◆ Records to use:
◇ ◇ ◇ ◇ ◇ ◇ ◇

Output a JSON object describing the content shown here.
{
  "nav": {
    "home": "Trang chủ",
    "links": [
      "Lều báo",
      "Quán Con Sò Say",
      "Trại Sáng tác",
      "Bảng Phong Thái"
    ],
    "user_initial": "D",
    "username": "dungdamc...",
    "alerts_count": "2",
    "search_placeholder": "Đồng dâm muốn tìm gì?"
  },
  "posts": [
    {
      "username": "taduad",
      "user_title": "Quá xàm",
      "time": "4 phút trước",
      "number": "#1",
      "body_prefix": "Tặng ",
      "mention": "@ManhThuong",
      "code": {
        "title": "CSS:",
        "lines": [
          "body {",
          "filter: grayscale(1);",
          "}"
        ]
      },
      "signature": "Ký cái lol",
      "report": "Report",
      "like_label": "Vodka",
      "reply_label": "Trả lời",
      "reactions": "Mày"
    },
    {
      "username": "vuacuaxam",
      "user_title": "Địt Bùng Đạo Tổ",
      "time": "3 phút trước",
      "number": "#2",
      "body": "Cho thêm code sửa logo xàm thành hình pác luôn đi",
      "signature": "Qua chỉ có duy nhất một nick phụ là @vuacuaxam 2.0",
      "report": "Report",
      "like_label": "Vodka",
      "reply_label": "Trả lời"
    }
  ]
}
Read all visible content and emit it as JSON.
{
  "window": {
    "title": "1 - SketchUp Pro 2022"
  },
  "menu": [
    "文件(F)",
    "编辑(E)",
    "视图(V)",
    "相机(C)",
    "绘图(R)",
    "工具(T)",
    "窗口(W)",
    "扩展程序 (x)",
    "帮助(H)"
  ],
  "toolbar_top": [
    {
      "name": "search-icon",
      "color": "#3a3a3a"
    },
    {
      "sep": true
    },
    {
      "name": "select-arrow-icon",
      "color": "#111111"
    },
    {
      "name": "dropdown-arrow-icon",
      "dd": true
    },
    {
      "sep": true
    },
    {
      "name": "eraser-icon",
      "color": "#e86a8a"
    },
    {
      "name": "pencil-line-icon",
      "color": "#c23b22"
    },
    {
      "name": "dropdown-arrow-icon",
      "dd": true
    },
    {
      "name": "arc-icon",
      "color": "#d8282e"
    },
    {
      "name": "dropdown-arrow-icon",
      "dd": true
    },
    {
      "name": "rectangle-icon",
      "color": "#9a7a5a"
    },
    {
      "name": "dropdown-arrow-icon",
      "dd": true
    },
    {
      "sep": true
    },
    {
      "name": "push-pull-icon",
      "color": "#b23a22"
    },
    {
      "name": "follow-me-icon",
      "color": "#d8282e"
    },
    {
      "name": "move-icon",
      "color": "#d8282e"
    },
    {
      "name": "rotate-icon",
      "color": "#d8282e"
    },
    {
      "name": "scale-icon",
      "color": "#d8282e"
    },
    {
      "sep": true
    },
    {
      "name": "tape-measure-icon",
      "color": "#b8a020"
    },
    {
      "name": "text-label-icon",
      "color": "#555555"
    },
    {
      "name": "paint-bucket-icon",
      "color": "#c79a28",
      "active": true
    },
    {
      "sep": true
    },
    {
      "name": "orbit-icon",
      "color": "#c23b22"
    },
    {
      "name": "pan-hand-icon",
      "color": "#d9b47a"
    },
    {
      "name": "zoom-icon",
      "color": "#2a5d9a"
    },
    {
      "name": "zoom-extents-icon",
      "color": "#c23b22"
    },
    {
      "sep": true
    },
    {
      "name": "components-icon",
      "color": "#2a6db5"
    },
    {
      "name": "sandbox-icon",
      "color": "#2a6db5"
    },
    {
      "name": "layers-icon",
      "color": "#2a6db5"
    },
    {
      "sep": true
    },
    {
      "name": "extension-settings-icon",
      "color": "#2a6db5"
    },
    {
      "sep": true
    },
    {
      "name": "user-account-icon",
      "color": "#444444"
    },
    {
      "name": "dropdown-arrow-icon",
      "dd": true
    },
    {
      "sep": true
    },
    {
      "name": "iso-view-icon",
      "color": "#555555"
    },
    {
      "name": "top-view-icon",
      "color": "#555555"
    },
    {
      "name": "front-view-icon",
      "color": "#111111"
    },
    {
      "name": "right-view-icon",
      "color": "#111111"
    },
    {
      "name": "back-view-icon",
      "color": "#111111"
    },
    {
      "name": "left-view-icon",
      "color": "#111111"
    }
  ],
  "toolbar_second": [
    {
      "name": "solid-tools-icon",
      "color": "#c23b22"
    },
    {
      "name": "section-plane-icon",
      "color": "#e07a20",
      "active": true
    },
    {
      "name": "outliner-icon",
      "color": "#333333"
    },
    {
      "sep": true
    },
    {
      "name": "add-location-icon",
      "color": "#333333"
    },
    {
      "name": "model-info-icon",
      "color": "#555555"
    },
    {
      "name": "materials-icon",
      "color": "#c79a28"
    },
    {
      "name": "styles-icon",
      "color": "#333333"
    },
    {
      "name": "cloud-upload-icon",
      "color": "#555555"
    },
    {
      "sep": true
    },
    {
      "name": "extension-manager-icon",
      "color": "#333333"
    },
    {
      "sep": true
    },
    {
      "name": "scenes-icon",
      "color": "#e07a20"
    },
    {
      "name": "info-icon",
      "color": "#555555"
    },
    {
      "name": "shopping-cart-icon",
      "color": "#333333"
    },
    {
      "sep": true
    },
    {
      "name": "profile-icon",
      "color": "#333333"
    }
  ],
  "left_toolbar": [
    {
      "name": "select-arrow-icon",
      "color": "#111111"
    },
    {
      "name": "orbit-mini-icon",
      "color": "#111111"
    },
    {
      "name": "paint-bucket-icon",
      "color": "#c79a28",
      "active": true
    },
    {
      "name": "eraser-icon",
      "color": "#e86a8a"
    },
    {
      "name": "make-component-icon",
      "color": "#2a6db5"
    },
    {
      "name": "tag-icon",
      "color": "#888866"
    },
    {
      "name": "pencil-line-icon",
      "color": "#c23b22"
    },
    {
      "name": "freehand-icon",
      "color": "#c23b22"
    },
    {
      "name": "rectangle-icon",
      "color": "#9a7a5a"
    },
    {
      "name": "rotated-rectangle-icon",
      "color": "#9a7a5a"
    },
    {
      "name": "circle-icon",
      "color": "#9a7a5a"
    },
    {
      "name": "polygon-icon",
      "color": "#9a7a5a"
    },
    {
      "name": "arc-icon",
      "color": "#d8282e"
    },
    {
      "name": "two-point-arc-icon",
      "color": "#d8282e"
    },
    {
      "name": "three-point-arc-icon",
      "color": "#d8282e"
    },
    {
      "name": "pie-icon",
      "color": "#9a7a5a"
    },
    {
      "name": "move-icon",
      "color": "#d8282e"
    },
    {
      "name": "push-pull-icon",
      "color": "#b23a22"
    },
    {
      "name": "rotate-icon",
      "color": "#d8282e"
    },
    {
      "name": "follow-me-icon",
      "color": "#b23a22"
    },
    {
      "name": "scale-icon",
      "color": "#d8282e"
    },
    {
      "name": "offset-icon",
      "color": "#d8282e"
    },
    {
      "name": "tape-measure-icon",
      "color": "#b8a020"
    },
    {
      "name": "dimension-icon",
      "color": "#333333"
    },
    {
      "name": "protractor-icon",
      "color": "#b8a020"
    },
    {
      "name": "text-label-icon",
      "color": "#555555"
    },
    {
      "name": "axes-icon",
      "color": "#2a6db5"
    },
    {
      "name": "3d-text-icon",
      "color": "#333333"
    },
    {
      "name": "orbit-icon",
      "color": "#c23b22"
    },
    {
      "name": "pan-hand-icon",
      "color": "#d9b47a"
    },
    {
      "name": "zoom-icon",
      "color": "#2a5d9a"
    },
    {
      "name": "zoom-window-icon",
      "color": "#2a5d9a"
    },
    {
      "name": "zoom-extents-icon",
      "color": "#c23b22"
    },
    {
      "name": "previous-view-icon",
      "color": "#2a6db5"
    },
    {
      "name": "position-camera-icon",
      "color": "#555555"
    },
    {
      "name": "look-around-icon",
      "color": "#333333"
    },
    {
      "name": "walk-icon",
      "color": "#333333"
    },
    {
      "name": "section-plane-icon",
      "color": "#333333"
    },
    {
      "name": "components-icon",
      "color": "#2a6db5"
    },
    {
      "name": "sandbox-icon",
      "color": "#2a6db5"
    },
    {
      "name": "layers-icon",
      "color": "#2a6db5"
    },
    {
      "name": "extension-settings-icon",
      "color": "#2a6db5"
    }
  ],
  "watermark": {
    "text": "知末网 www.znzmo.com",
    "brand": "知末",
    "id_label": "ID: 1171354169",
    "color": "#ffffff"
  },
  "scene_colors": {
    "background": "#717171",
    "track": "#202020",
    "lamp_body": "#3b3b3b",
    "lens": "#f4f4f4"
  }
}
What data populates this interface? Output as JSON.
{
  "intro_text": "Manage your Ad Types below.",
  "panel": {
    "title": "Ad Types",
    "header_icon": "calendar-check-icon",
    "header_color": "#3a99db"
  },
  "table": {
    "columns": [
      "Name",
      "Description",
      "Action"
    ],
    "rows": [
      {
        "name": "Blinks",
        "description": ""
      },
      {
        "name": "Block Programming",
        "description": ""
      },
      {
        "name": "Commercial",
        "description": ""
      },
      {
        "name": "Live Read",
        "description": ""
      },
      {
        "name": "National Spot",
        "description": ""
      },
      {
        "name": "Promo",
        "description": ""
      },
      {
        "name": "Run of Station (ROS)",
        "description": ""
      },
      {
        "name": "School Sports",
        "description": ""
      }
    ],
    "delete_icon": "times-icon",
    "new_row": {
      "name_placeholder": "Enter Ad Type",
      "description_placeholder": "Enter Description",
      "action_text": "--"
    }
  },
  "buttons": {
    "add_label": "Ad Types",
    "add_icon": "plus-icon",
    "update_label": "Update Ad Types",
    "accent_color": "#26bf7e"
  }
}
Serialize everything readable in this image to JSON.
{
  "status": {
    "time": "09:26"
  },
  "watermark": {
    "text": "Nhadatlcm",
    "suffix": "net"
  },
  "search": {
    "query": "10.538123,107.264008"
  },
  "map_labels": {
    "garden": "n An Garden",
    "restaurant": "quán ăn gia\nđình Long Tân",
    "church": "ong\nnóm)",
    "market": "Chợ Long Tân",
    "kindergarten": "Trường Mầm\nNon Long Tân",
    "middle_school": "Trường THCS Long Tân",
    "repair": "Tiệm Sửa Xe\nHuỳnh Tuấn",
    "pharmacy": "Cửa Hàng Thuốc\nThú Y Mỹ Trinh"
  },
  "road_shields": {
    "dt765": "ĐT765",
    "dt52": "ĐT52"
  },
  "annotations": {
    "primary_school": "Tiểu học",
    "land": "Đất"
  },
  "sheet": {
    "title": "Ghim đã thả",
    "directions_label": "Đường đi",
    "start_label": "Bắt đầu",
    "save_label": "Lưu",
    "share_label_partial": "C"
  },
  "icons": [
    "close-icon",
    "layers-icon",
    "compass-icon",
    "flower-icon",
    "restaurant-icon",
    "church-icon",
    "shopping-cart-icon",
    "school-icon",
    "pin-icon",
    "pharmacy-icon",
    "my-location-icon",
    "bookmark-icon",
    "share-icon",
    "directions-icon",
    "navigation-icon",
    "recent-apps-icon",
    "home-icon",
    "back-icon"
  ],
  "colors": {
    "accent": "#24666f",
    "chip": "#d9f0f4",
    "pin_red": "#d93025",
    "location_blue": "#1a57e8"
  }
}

◇ ◇ ◇ ◇ ◇ ◇ ◇

◆ What you are asked to do:
How many of the lines above hold "point"? Answer with only the number.

◆ Expected answer:
2